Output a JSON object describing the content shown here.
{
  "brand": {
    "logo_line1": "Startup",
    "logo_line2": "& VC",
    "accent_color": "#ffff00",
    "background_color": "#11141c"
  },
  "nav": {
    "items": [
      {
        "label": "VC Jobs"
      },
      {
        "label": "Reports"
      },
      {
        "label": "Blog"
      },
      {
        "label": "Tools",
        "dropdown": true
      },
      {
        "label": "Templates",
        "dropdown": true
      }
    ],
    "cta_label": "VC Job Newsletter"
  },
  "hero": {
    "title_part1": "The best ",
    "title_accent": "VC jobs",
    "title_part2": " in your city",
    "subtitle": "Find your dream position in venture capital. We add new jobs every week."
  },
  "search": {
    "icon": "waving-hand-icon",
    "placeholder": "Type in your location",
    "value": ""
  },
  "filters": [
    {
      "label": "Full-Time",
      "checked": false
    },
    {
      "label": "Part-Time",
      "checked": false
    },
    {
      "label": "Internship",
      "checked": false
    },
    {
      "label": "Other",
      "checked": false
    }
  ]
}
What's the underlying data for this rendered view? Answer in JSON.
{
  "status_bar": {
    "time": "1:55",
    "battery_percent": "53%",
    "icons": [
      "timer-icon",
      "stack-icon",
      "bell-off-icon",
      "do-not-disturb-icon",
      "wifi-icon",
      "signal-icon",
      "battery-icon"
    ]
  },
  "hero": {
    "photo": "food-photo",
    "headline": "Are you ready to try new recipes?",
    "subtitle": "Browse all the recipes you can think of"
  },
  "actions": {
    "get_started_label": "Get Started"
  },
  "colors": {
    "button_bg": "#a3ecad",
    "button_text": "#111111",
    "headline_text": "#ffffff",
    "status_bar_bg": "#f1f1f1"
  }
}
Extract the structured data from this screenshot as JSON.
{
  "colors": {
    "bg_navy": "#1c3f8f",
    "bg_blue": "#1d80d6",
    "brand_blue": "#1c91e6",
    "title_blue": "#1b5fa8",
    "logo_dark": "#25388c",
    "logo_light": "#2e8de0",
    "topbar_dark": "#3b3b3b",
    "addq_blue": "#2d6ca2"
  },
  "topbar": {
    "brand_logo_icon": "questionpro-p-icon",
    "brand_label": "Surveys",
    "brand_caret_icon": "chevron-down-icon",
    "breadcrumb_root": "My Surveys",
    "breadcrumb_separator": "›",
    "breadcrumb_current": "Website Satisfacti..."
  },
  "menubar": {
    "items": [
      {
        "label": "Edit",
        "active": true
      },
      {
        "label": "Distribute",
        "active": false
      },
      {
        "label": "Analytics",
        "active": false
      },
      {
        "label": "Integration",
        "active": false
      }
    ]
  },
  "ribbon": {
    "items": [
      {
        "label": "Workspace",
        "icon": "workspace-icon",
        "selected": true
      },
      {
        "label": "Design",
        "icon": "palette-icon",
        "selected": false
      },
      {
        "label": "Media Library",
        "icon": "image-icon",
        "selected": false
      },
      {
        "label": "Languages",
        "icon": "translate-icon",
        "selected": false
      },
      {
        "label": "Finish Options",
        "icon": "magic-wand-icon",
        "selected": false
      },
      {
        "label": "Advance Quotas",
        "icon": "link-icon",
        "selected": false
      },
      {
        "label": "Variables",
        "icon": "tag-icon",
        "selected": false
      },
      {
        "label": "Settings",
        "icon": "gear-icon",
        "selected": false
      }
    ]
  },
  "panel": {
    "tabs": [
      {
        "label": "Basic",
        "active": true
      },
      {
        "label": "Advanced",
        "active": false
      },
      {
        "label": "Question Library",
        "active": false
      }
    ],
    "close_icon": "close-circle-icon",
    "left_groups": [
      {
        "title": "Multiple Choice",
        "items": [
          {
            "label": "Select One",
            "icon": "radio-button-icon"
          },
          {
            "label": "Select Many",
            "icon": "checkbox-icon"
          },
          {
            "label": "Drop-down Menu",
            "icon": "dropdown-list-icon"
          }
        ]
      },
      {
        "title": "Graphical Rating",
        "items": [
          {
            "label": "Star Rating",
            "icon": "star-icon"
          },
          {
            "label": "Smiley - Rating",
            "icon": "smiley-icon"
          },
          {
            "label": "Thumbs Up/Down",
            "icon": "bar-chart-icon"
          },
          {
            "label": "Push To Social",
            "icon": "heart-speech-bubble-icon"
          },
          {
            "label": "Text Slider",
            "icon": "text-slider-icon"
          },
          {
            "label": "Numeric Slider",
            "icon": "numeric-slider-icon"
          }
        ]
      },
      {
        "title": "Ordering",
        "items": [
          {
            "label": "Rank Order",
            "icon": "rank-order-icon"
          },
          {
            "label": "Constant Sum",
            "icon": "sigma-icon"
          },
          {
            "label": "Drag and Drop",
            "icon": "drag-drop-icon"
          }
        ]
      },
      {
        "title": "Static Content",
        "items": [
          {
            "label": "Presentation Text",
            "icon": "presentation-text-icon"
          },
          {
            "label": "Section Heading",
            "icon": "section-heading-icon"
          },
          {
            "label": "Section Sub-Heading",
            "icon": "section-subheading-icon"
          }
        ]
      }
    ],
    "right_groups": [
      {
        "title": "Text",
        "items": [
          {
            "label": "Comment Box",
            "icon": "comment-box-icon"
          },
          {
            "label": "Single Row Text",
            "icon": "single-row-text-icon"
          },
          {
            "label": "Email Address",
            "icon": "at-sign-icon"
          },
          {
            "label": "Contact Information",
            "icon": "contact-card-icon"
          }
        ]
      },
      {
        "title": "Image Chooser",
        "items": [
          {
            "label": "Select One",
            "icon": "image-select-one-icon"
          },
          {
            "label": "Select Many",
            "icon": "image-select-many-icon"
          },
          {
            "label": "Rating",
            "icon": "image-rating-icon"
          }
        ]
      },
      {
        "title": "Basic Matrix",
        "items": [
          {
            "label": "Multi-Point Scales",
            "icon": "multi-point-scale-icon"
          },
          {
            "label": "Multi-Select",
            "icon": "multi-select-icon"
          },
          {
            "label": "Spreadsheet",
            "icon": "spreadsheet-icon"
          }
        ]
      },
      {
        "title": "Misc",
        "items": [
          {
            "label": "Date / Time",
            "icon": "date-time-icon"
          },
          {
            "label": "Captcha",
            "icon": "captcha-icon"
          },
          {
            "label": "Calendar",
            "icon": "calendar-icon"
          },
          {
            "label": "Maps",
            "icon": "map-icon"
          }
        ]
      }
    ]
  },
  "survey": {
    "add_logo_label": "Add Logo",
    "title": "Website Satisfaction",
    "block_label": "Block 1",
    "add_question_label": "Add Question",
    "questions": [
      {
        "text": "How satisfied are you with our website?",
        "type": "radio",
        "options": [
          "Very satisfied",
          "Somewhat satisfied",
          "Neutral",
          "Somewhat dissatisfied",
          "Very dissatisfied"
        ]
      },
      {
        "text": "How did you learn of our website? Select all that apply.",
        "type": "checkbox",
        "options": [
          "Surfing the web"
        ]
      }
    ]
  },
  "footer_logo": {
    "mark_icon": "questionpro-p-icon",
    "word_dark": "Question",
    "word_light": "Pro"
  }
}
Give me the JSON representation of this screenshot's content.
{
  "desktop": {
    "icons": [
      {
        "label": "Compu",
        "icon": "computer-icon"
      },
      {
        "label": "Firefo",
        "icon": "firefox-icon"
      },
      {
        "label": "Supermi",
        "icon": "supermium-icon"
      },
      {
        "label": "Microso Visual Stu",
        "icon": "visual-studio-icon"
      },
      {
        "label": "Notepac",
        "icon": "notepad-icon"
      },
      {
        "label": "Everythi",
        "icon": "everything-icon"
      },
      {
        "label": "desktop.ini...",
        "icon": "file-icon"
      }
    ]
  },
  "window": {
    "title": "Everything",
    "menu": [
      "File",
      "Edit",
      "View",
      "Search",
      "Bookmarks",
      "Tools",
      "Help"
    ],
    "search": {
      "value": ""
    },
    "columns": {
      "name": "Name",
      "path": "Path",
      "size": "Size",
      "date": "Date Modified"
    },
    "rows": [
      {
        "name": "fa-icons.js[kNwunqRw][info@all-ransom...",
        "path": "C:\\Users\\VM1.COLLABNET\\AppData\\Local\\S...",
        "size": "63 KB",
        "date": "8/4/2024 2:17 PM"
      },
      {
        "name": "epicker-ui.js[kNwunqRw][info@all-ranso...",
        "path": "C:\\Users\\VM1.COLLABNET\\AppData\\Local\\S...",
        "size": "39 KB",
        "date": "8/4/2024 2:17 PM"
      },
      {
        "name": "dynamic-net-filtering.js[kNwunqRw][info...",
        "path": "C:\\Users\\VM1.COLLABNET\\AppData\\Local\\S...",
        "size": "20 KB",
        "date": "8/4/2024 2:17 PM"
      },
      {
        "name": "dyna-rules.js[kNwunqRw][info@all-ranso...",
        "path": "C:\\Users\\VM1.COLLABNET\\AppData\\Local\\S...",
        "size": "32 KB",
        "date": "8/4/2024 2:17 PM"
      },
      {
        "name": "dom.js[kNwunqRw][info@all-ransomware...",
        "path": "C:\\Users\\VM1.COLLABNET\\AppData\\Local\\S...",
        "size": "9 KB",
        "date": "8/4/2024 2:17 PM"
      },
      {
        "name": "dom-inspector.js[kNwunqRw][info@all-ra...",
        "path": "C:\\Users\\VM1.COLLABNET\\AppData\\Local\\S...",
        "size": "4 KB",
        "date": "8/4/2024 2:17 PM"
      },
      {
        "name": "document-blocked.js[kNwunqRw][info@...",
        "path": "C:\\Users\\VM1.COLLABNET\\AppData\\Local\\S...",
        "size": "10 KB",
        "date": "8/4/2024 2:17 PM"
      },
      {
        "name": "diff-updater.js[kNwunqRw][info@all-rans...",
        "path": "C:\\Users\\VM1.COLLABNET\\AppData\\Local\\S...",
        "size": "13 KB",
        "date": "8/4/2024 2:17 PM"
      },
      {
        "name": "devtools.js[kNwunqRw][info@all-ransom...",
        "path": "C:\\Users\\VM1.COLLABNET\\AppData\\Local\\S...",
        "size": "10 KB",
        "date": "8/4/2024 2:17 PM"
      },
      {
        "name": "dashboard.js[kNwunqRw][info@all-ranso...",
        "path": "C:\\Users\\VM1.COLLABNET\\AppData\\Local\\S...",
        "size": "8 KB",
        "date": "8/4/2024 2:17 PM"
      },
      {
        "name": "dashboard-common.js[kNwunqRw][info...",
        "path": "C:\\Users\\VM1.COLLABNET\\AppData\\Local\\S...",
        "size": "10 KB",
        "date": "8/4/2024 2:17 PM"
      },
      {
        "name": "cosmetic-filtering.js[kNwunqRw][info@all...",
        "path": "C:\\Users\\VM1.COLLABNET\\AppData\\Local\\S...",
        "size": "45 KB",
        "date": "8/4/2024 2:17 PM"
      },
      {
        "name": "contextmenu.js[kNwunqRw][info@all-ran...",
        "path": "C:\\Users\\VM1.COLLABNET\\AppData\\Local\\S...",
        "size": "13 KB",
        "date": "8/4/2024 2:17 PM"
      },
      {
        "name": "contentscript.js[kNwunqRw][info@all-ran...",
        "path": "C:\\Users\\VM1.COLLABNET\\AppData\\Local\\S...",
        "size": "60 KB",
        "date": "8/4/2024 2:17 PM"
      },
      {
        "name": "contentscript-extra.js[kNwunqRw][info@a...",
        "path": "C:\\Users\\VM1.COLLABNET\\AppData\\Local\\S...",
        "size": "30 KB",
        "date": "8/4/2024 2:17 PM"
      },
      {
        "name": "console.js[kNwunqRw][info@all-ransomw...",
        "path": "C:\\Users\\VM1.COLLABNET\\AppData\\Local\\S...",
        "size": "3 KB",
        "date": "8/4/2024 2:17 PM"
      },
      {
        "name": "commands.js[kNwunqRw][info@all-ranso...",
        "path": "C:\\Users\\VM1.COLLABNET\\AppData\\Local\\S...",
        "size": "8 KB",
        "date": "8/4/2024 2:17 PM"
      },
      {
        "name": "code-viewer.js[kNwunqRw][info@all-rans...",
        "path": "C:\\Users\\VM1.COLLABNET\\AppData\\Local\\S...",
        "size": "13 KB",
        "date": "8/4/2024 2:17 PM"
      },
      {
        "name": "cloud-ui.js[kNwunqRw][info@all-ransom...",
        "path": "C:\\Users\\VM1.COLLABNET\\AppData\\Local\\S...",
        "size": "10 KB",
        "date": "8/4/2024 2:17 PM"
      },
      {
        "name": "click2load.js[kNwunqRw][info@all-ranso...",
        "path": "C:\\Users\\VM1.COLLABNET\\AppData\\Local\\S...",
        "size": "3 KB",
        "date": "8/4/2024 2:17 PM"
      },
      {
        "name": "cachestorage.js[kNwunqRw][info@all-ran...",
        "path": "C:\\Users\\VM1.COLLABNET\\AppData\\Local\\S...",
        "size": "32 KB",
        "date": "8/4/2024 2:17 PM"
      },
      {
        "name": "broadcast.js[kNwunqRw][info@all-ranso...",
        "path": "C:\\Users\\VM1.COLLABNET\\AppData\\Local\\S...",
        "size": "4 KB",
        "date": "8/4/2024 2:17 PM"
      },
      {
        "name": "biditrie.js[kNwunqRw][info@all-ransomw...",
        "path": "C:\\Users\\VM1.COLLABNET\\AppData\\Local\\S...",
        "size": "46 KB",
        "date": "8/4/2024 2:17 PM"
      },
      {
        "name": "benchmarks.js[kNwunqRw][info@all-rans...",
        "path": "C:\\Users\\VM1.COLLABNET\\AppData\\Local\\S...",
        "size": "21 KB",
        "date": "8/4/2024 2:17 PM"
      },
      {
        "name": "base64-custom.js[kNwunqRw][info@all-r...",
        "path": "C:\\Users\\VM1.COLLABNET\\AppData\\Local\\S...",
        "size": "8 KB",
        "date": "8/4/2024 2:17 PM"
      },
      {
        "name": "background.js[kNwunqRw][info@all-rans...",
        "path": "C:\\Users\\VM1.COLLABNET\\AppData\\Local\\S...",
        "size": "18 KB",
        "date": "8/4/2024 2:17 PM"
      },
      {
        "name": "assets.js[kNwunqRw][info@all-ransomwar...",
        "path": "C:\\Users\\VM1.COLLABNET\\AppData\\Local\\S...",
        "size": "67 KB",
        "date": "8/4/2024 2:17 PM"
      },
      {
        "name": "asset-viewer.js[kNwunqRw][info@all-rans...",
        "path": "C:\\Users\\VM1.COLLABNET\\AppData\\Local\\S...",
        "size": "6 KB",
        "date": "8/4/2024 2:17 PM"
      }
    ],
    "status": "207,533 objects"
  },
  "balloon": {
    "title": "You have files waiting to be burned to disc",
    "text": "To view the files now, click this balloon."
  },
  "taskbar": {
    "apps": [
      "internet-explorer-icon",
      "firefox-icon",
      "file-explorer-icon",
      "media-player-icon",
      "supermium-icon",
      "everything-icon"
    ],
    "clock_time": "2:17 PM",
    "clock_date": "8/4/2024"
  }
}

* Problem to work on:
Determine how many lines in the records contain "contentscript", and reply with the number only.

* Task response:
2